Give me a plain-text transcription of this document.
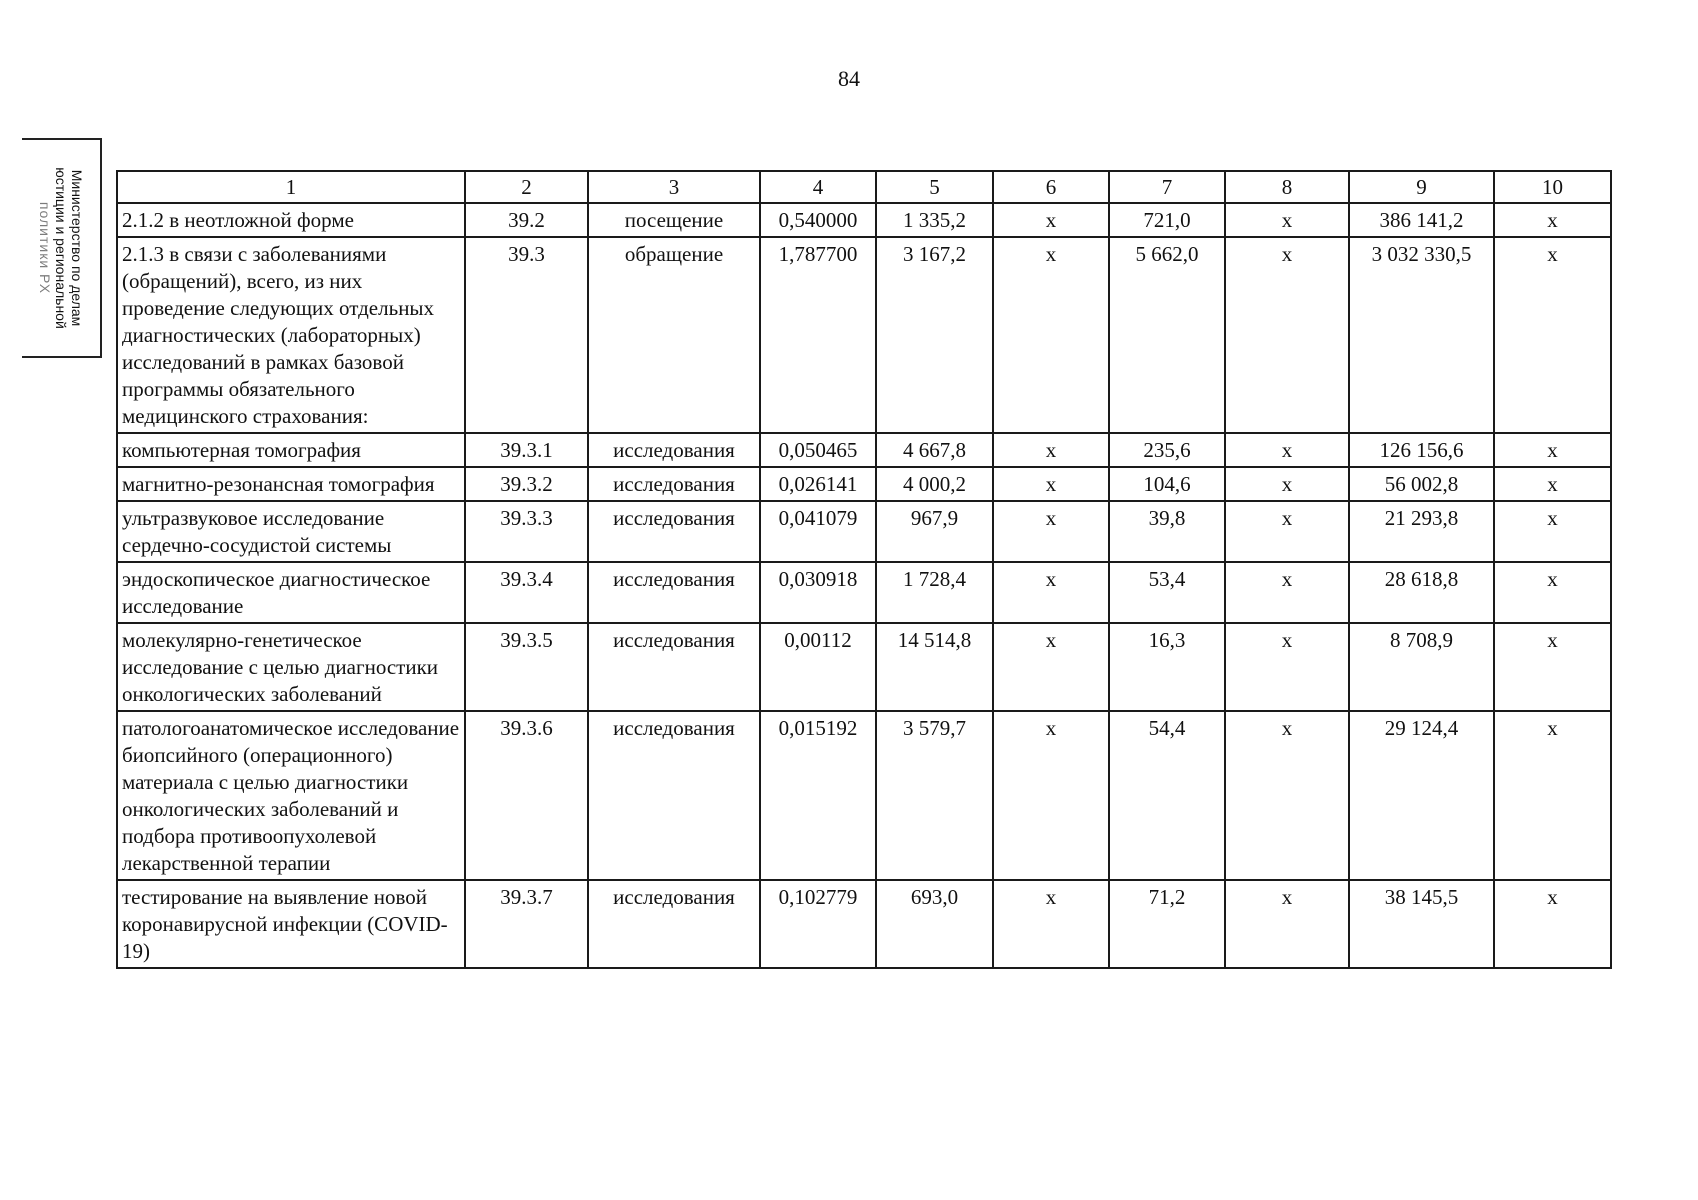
84
Министерство по делам
юстиции и региональной
политики РХ
1	2	3	4	5	6	7	8	9	10
2.1.2 в неотложной форме	39.2	посещение	0,540000	1 335,2	х	721,0	х	386 141,2	х
2.1.3 в связи с заболеваниями (обращений), всего, из них проведение следующих отдельных диагностических (лабораторных) исследований в рамках базовой программы обязательного медицинского страхования:	39.3	обращение	1,787700	3 167,2	х	5 662,0	х	3 032 330,5	х
компьютерная томография	39.3.1	исследования	0,050465	4 667,8	х	235,6	х	126 156,6	х
магнитно-резонансная томография	39.3.2	исследования	0,026141	4 000,2	х	104,6	х	56 002,8	х
ультразвуковое исследование сердечно-сосудистой системы	39.3.3	исследования	0,041079	967,9	х	39,8	х	21 293,8	х
эндоскопическое диагностическое исследование	39.3.4	исследования	0,030918	1 728,4	х	53,4	х	28 618,8	х
молекулярно-генетическое исследование с целью диагностики онкологических заболеваний	39.3.5	исследования	0,00112	14 514,8	х	16,3	х	8 708,9	х
патологоанатомическое исследование биопсийного (операционного) материала с целью диагностики онкологических заболеваний и подбора противоопухолевой лекарственной терапии	39.3.6	исследования	0,015192	3 579,7	х	54,4	х	29 124,4	х
тестирование на выявление новой коронавирусной инфекции (COVID-19)	39.3.7	исследования	0,102779	693,0	х	71,2	х	38 145,5	х
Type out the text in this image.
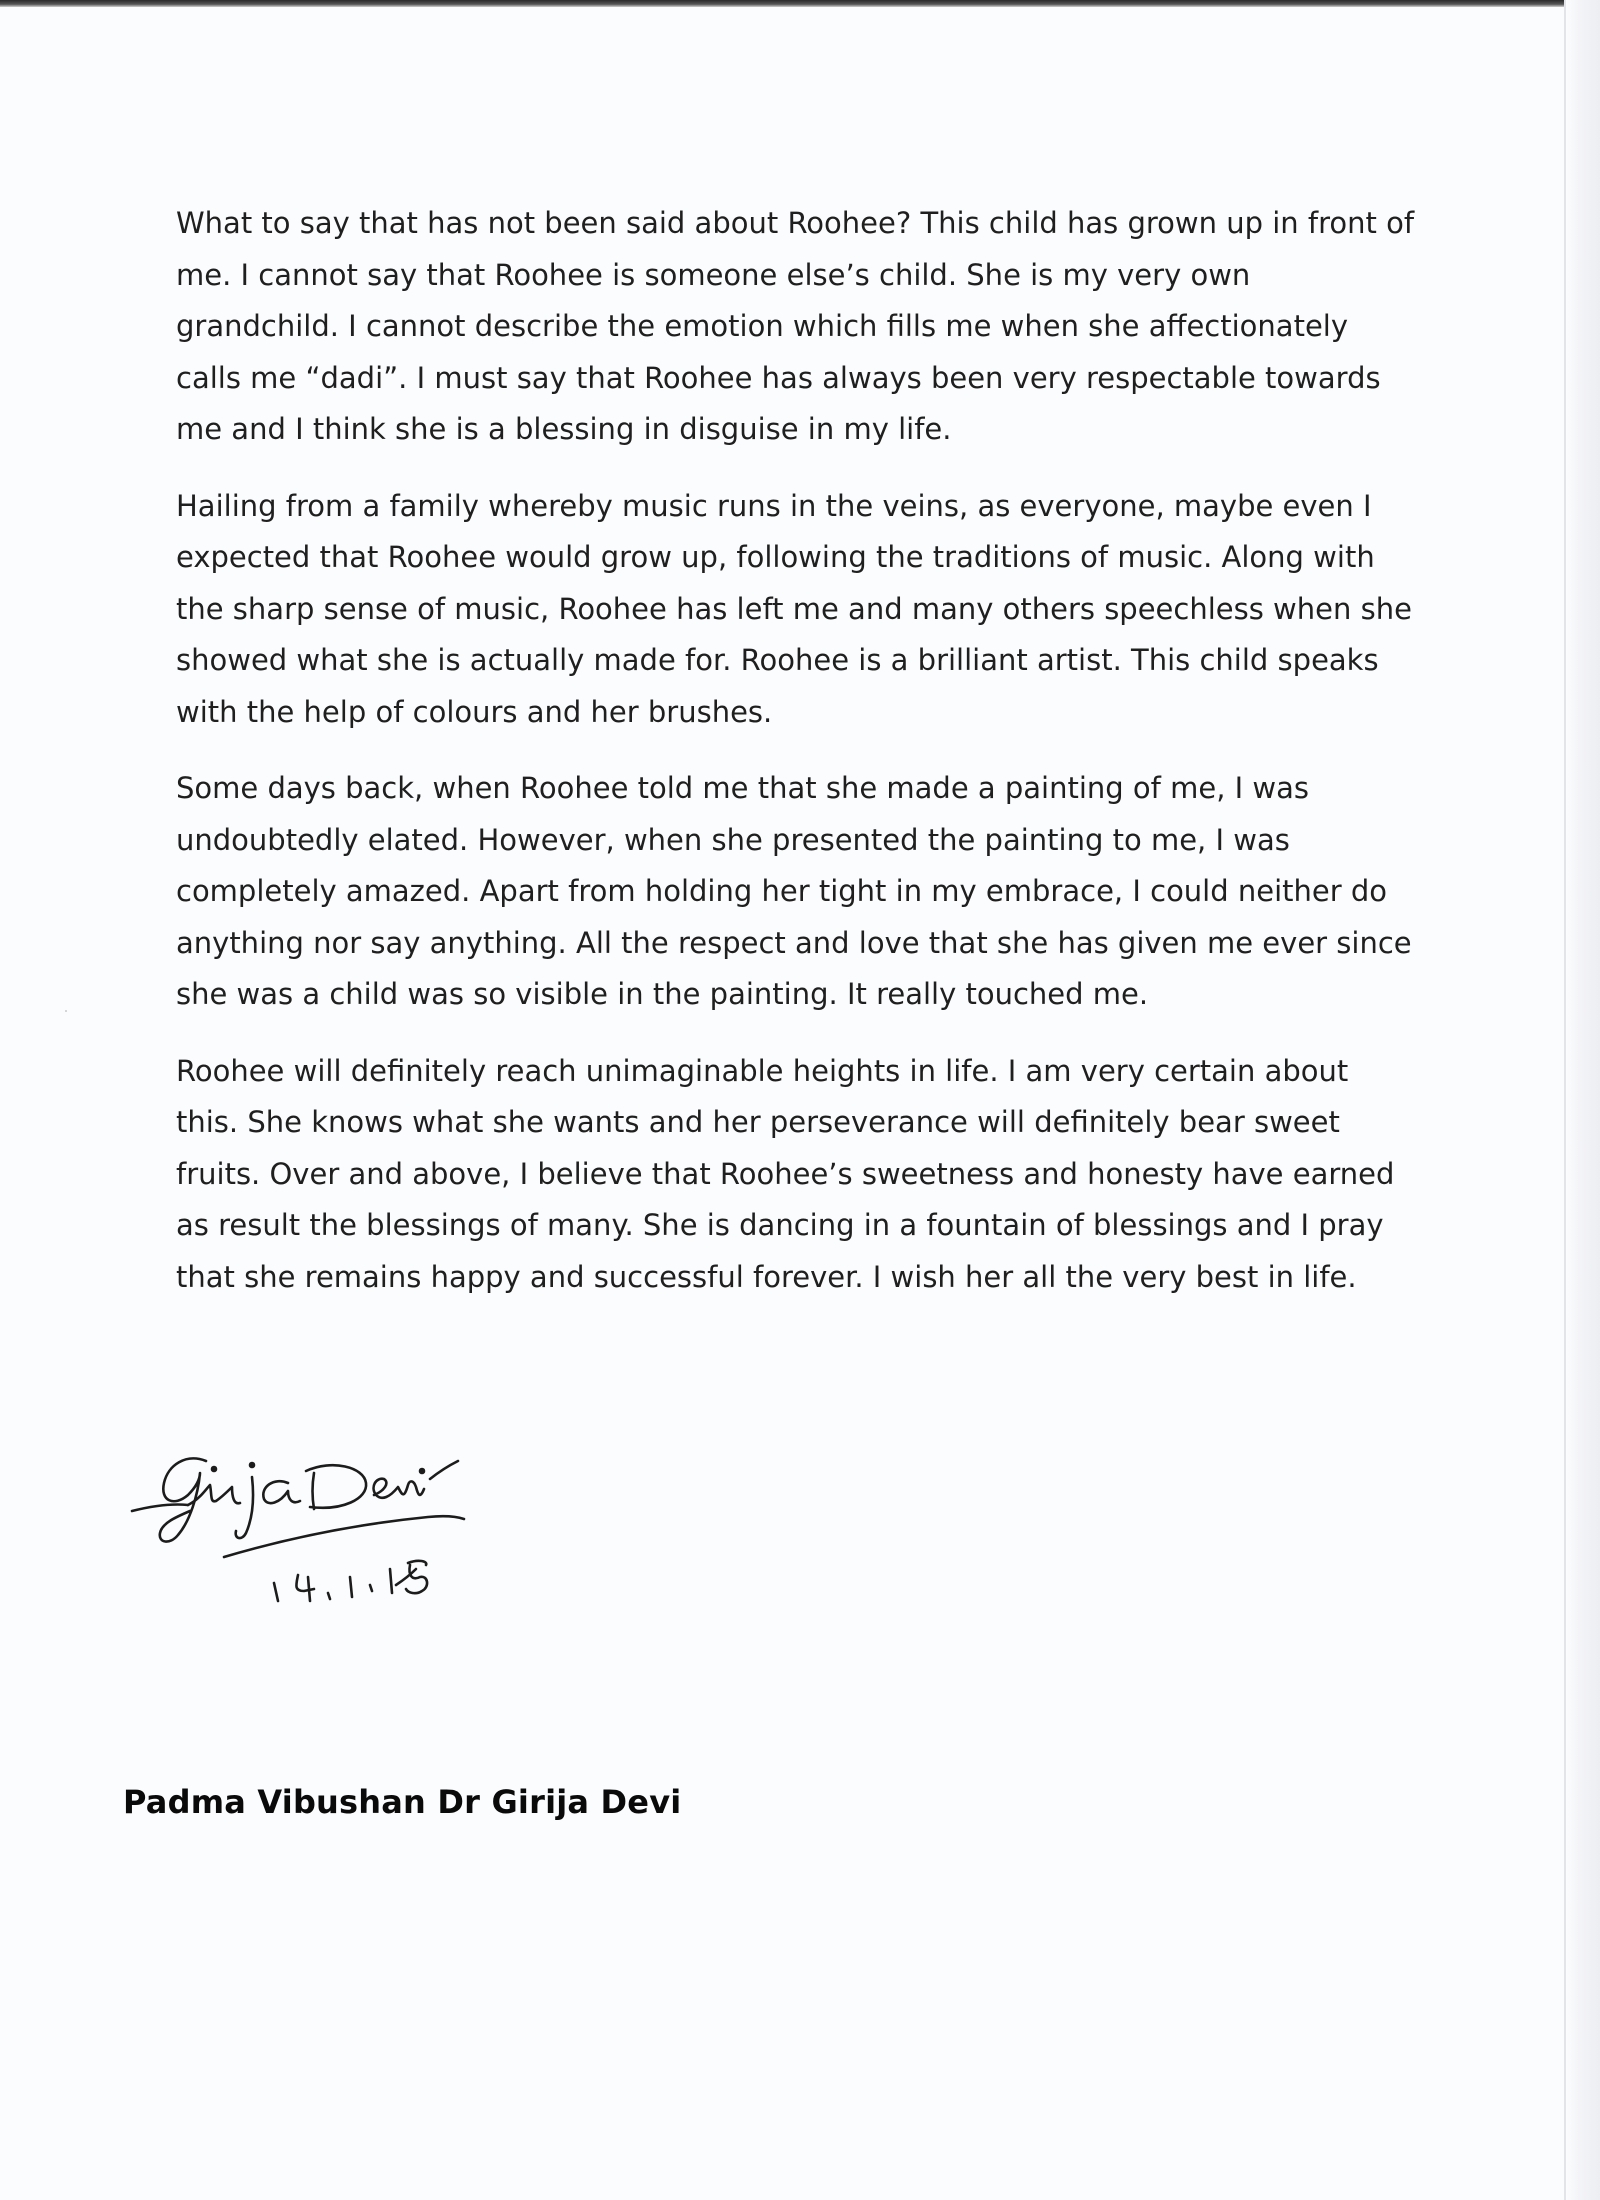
What to say that has not been said about Roohee? This child has grown up in front of me. I cannot say that Roohee is someone else’s child. She is my very own grandchild. I cannot describe the emotion which fills me when she affectionately calls me “dadi”. I must say that Roohee has always been very respectable towards me and I think she is a blessing in disguise in my life.

Hailing from a family whereby music runs in the veins, as everyone, maybe even I expected that Roohee would grow up, following the traditions of music. Along with the sharp sense of music, Roohee has left me and many others speechless when she showed what she is actually made for. Roohee is a brilliant artist. This child speaks with the help of colours and her brushes.

Some days back, when Roohee told me that she made a painting of me, I was undoubtedly elated. However, when she presented the painting to me, I was completely amazed. Apart from holding her tight in my embrace, I could neither do anything nor say anything. All the respect and love that she has given me ever since she was a child was so visible in the painting. It really touched me.

Roohee will definitely reach unimaginable heights in life. I am very certain about this. She knows what she wants and her perseverance will definitely bear sweet fruits. Over and above, I believe that Roohee’s sweetness and honesty have earned as result the blessings of many. She is dancing in a fountain of blessings and I pray that she remains happy and successful forever. I wish her all the very best in life.

Padma Vibushan Dr Girija Devi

Work to be completed: In the copy, include no pictures; restate the listing above exactly.

Result:
Give me a plain-text transcription of this document.
84
Министерство по делам
юстиции и региональной
политики РХ
1	2	3	4	5	6	7	8	9	10
2.1.2 в неотложной форме	39.2	посещение	0,540000	1 335,2	х	721,0	х	386 141,2	х
2.1.3 в связи с заболеваниями (обращений), всего, из них проведение следующих отдельных диагностических (лабораторных) исследований в рамках базовой программы обязательного медицинского страхования:	39.3	обращение	1,787700	3 167,2	х	5 662,0	х	3 032 330,5	х
компьютерная томография	39.3.1	исследования	0,050465	4 667,8	х	235,6	х	126 156,6	х
магнитно-резонансная томография	39.3.2	исследования	0,026141	4 000,2	х	104,6	х	56 002,8	х
ультразвуковое исследование сердечно-сосудистой системы	39.3.3	исследования	0,041079	967,9	х	39,8	х	21 293,8	х
эндоскопическое диагностическое исследование	39.3.4	исследования	0,030918	1 728,4	х	53,4	х	28 618,8	х
молекулярно-генетическое исследование с целью диагностики онкологических заболеваний	39.3.5	исследования	0,00112	14 514,8	х	16,3	х	8 708,9	х
патологоанатомическое исследование биопсийного (операционного) материала с целью диагностики онкологических заболеваний и подбора противоопухолевой лекарственной терапии	39.3.6	исследования	0,015192	3 579,7	х	54,4	х	29 124,4	х
тестирование на выявление новой коронавирусной инфекции (COVID-19)	39.3.7	исследования	0,102779	693,0	х	71,2	х	38 145,5	х
Type out the text in this image.
What to say that has not been said about Roohee? This child has grown up in front of me. I cannot say that Roohee is someone else’s child. She is my very own grandchild. I cannot describe the emotion which fills me when she affectionately calls me “dadi”. I must say that Roohee has always been very respectable towards me and I think she is a blessing in disguise in my life.

Hailing from a family whereby music runs in the veins, as everyone, maybe even I expected that Roohee would grow up, following the traditions of music. Along with the sharp sense of music, Roohee has left me and many others speechless when she showed what she is actually made for. Roohee is a brilliant artist. This child speaks with the help of colours and her brushes.

Some days back, when Roohee told me that she made a painting of me, I was undoubtedly elated. However, when she presented the painting to me, I was completely amazed. Apart from holding her tight in my embrace, I could neither do anything nor say anything. All the respect and love that she has given me ever since she was a child was so visible in the painting. It really touched me.

Roohee will definitely reach unimaginable heights in life. I am very certain about this. She knows what she wants and her perseverance will definitely bear sweet fruits. Over and above, I believe that Roohee’s sweetness and honesty have earned as result the blessings of many. She is dancing in a fountain of blessings and I pray that she remains happy and successful forever. I wish her all the very best in life.

Padma Vibushan Dr Girija Devi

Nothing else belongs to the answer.